## TASK DIRECTIONS
Restate the complete material exactly.

Begin STORED DATA

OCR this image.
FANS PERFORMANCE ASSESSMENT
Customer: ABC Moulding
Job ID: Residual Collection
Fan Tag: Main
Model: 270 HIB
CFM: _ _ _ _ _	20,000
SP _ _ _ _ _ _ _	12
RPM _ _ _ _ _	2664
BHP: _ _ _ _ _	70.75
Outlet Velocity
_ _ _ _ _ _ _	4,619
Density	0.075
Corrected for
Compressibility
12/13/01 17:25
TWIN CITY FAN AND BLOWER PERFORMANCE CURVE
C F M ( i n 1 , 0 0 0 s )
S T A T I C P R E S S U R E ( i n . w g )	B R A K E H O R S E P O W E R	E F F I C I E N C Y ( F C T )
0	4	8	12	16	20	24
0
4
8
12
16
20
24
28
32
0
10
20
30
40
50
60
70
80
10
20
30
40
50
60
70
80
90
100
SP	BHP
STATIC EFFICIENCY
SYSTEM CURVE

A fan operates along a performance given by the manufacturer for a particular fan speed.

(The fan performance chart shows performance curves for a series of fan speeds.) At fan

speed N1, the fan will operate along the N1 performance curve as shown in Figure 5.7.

End STORED DATA

## RESULT OF THIS TASK
OCR this image.
FANS PERFORMANCE ASSESSMENT
Customer: ABC Moulding
Job ID: Residual Collection
Fan Tag: Main
Model: 270 HIB
CFM: _ _ _ _ _	20,000
SP _ _ _ _ _ _ _	12
RPM _ _ _ _ _	2664
BHP: _ _ _ _ _	70.75
Outlet Velocity
_ _ _ _ _ _ _	4,619
Density	0.075
Corrected for
Compressibility
12/13/01 17:25
TWIN CITY FAN AND BLOWER PERFORMANCE CURVE
C F M ( i n 1 , 0 0 0 s )
S T A T I C P R E S S U R E ( i n . w g )	B R A K E H O R S E P O W E R	E F F I C I E N C Y ( F C T )
0	4	8	12	16	20	24
0
4
8
12
16
20
24
28
32
0
10
20
30
40
50
60
70
80
10
20
30
40
50
60
70
80
90
100
SP	BHP
STATIC EFFICIENCY
SYSTEM CURVE

A fan operates along a performance given by the manufacturer for a particular fan speed.

(The fan performance chart shows performance curves for a series of fan speeds.) At fan

speed N1, the fan will operate along the N1 performance curve as shown in Figure 5.7.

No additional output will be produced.